Write out the listing below again, precisely as it is given.

Saved entries:
####################

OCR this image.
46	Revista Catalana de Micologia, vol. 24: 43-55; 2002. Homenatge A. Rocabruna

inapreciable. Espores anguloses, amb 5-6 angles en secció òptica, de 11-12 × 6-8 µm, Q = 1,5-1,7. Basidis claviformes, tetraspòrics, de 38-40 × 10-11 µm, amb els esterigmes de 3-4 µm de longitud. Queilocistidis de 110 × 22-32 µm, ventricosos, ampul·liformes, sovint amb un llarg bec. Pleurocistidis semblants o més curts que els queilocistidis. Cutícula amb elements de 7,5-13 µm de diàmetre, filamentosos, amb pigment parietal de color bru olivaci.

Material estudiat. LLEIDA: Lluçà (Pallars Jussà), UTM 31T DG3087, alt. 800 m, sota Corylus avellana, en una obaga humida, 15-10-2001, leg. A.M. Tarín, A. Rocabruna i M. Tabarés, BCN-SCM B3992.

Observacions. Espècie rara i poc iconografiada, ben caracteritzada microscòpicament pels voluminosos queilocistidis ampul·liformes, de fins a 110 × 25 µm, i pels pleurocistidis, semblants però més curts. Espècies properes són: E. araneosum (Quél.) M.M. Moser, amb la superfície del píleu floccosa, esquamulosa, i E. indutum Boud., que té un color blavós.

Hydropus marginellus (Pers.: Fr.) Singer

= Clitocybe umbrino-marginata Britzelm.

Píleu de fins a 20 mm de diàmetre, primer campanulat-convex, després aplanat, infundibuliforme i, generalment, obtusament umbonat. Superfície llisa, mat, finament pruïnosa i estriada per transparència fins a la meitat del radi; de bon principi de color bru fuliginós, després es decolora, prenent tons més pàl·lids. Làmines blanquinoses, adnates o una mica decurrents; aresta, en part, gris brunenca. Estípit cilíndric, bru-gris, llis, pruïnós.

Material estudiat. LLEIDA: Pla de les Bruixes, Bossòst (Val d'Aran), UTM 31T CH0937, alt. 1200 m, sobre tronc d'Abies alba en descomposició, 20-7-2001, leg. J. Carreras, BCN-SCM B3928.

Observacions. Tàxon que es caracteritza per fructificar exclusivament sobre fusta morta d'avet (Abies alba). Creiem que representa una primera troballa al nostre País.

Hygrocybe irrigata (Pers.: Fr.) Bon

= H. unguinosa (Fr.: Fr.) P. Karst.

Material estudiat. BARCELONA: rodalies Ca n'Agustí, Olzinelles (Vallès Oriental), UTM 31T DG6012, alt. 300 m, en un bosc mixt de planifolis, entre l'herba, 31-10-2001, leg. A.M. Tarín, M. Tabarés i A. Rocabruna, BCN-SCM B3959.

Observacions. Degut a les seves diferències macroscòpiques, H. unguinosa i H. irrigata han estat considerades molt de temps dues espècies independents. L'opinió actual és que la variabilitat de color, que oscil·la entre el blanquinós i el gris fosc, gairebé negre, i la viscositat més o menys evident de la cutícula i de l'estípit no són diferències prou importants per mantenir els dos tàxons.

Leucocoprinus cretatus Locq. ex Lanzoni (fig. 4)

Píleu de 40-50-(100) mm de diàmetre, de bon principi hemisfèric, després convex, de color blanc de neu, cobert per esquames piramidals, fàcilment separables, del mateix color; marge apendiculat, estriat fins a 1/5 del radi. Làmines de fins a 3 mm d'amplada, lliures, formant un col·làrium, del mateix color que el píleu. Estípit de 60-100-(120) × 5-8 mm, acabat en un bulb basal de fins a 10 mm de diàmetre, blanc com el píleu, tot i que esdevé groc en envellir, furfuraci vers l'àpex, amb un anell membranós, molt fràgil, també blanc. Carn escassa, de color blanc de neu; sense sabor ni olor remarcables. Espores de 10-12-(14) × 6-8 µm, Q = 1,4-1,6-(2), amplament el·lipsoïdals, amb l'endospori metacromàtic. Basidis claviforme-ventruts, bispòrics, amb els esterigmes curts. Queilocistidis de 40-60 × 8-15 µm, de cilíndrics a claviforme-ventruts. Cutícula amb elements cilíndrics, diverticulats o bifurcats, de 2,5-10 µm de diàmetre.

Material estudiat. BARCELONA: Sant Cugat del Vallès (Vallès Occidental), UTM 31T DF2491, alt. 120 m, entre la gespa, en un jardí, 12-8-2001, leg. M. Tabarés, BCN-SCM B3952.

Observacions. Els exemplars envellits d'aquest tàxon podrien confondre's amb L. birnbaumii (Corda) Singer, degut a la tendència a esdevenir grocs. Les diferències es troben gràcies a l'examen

####################

Answer to the problem:
OCR this image.
46	Revista Catalana de Micologia, vol. 24: 43-55; 2002. Homenatge A. Rocabruna

inapreciable. Espores anguloses, amb 5-6 angles en secció òptica, de 11-12 × 6-8 µm, Q = 1,5-1,7. Basidis claviformes, tetraspòrics, de 38-40 × 10-11 µm, amb els esterigmes de 3-4 µm de longitud. Queilocistidis de 110 × 22-32 µm, ventricosos, ampul·liformes, sovint amb un llarg bec. Pleurocistidis semblants o més curts que els queilocistidis. Cutícula amb elements de 7,5-13 µm de diàmetre, filamentosos, amb pigment parietal de color bru olivaci.

Material estudiat. LLEIDA: Lluçà (Pallars Jussà), UTM 31T DG3087, alt. 800 m, sota Corylus avellana, en una obaga humida, 15-10-2001, leg. A.M. Tarín, A. Rocabruna i M. Tabarés, BCN-SCM B3992.

Observacions. Espècie rara i poc iconografiada, ben caracteritzada microscòpicament pels voluminosos queilocistidis ampul·liformes, de fins a 110 × 25 µm, i pels pleurocistidis, semblants però més curts. Espècies properes són: E. araneosum (Quél.) M.M. Moser, amb la superfície del píleu floccosa, esquamulosa, i E. indutum Boud., que té un color blavós.

Hydropus marginellus (Pers.: Fr.) Singer

= Clitocybe umbrino-marginata Britzelm.

Píleu de fins a 20 mm de diàmetre, primer campanulat-convex, després aplanat, infundibuliforme i, generalment, obtusament umbonat. Superfície llisa, mat, finament pruïnosa i estriada per transparència fins a la meitat del radi; de bon principi de color bru fuliginós, després es decolora, prenent tons més pàl·lids. Làmines blanquinoses, adnates o una mica decurrents; aresta, en part, gris brunenca. Estípit cilíndric, bru-gris, llis, pruïnós.

Material estudiat. LLEIDA: Pla de les Bruixes, Bossòst (Val d'Aran), UTM 31T CH0937, alt. 1200 m, sobre tronc d'Abies alba en descomposició, 20-7-2001, leg. J. Carreras, BCN-SCM B3928.

Observacions. Tàxon que es caracteritza per fructificar exclusivament sobre fusta morta d'avet (Abies alba). Creiem que representa una primera troballa al nostre País.

Hygrocybe irrigata (Pers.: Fr.) Bon

= H. unguinosa (Fr.: Fr.) P. Karst.

Material estudiat. BARCELONA: rodalies Ca n'Agustí, Olzinelles (Vallès Oriental), UTM 31T DG6012, alt. 300 m, en un bosc mixt de planifolis, entre l'herba, 31-10-2001, leg. A.M. Tarín, M. Tabarés i A. Rocabruna, BCN-SCM B3959.

Observacions. Degut a les seves diferències macroscòpiques, H. unguinosa i H. irrigata han estat considerades molt de temps dues espècies independents. L'opinió actual és que la variabilitat de color, que oscil·la entre el blanquinós i el gris fosc, gairebé negre, i la viscositat més o menys evident de la cutícula i de l'estípit no són diferències prou importants per mantenir els dos tàxons.

Leucocoprinus cretatus Locq. ex Lanzoni (fig. 4)

Píleu de 40-50-(100) mm de diàmetre, de bon principi hemisfèric, després convex, de color blanc de neu, cobert per esquames piramidals, fàcilment separables, del mateix color; marge apendiculat, estriat fins a 1/5 del radi. Làmines de fins a 3 mm d'amplada, lliures, formant un col·làrium, del mateix color que el píleu. Estípit de 60-100-(120) × 5-8 mm, acabat en un bulb basal de fins a 10 mm de diàmetre, blanc com el píleu, tot i que esdevé groc en envellir, furfuraci vers l'àpex, amb un anell membranós, molt fràgil, també blanc. Carn escassa, de color blanc de neu; sense sabor ni olor remarcables. Espores de 10-12-(14) × 6-8 µm, Q = 1,4-1,6-(2), amplament el·lipsoïdals, amb l'endospori metacromàtic. Basidis claviforme-ventruts, bispòrics, amb els esterigmes curts. Queilocistidis de 40-60 × 8-15 µm, de cilíndrics a claviforme-ventruts. Cutícula amb elements cilíndrics, diverticulats o bifurcats, de 2,5-10 µm de diàmetre.

Material estudiat. BARCELONA: Sant Cugat del Vallès (Vallès Occidental), UTM 31T DF2491, alt. 120 m, entre la gespa, en un jardí, 12-8-2001, leg. M. Tabarés, BCN-SCM B3952.

Observacions. Els exemplars envellits d'aquest tàxon podrien confondre's amb L. birnbaumii (Corda) Singer, degut a la tendència a esdevenir grocs. Les diferències es troben gràcies a l'examen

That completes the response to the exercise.